[Figure contents as structured data]
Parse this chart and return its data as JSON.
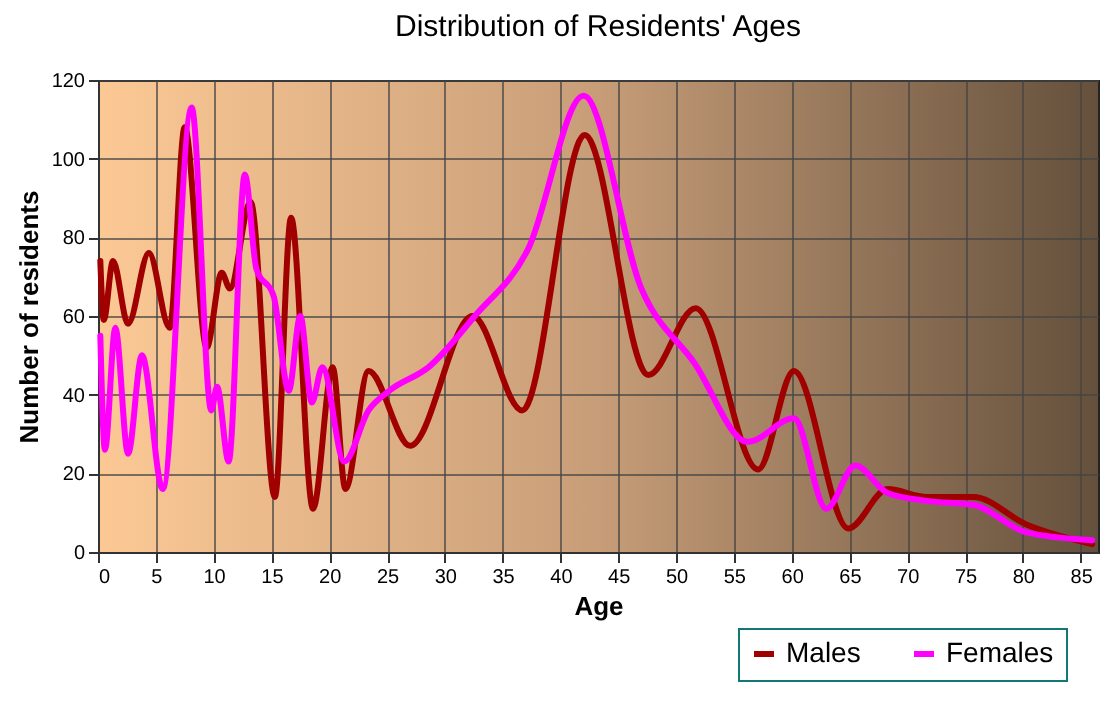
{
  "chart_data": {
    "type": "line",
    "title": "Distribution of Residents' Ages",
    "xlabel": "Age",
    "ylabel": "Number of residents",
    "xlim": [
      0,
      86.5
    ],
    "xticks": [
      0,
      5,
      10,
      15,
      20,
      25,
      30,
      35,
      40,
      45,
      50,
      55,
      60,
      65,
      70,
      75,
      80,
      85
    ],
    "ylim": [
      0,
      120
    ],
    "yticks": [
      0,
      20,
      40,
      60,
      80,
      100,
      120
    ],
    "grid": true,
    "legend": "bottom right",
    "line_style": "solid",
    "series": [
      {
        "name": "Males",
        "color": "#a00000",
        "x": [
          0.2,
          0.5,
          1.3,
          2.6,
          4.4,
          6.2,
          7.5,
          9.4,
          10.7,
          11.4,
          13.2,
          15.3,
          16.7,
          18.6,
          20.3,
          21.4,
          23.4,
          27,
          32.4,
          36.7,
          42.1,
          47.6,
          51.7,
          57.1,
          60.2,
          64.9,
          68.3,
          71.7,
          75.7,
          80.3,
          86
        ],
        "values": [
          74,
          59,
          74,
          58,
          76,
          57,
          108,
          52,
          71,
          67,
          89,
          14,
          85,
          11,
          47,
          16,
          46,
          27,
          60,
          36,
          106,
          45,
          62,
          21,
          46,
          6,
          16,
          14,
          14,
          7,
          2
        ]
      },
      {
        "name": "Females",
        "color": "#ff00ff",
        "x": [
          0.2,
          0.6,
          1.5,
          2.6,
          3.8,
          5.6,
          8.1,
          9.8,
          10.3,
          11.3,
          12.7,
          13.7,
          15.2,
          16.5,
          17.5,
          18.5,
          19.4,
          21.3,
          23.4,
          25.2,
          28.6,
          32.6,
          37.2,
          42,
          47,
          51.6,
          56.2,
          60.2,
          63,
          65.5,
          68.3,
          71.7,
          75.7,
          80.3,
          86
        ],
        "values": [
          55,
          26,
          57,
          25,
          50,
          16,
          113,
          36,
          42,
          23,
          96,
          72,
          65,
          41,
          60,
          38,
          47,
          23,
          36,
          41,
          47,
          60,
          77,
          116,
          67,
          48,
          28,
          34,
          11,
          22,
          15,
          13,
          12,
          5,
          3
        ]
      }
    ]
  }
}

What the task asks ::
Without the pictures, print the records in full, exactly as they appear.

Solution for this problem ::
Parse this chart and return its data as JSON.
{
  "chart_data": {
    "type": "line",
    "title": "Distribution of Residents' Ages",
    "xlabel": "Age",
    "ylabel": "Number of residents",
    "xlim": [
      0,
      86.5
    ],
    "xticks": [
      0,
      5,
      10,
      15,
      20,
      25,
      30,
      35,
      40,
      45,
      50,
      55,
      60,
      65,
      70,
      75,
      80,
      85
    ],
    "ylim": [
      0,
      120
    ],
    "yticks": [
      0,
      20,
      40,
      60,
      80,
      100,
      120
    ],
    "grid": true,
    "legend": "bottom right",
    "line_style": "solid",
    "series": [
      {
        "name": "Males",
        "color": "#a00000",
        "x": [
          0.2,
          0.5,
          1.3,
          2.6,
          4.4,
          6.2,
          7.5,
          9.4,
          10.7,
          11.4,
          13.2,
          15.3,
          16.7,
          18.6,
          20.3,
          21.4,
          23.4,
          27,
          32.4,
          36.7,
          42.1,
          47.6,
          51.7,
          57.1,
          60.2,
          64.9,
          68.3,
          71.7,
          75.7,
          80.3,
          86
        ],
        "values": [
          74,
          59,
          74,
          58,
          76,
          57,
          108,
          52,
          71,
          67,
          89,
          14,
          85,
          11,
          47,
          16,
          46,
          27,
          60,
          36,
          106,
          45,
          62,
          21,
          46,
          6,
          16,
          14,
          14,
          7,
          2
        ]
      },
      {
        "name": "Females",
        "color": "#ff00ff",
        "x": [
          0.2,
          0.6,
          1.5,
          2.6,
          3.8,
          5.6,
          8.1,
          9.8,
          10.3,
          11.3,
          12.7,
          13.7,
          15.2,
          16.5,
          17.5,
          18.5,
          19.4,
          21.3,
          23.4,
          25.2,
          28.6,
          32.6,
          37.2,
          42,
          47,
          51.6,
          56.2,
          60.2,
          63,
          65.5,
          68.3,
          71.7,
          75.7,
          80.3,
          86
        ],
        "values": [
          55,
          26,
          57,
          25,
          50,
          16,
          113,
          36,
          42,
          23,
          96,
          72,
          65,
          41,
          60,
          38,
          47,
          23,
          36,
          41,
          47,
          60,
          77,
          116,
          67,
          48,
          28,
          34,
          11,
          22,
          15,
          13,
          12,
          5,
          3
        ]
      }
    ]
  }
}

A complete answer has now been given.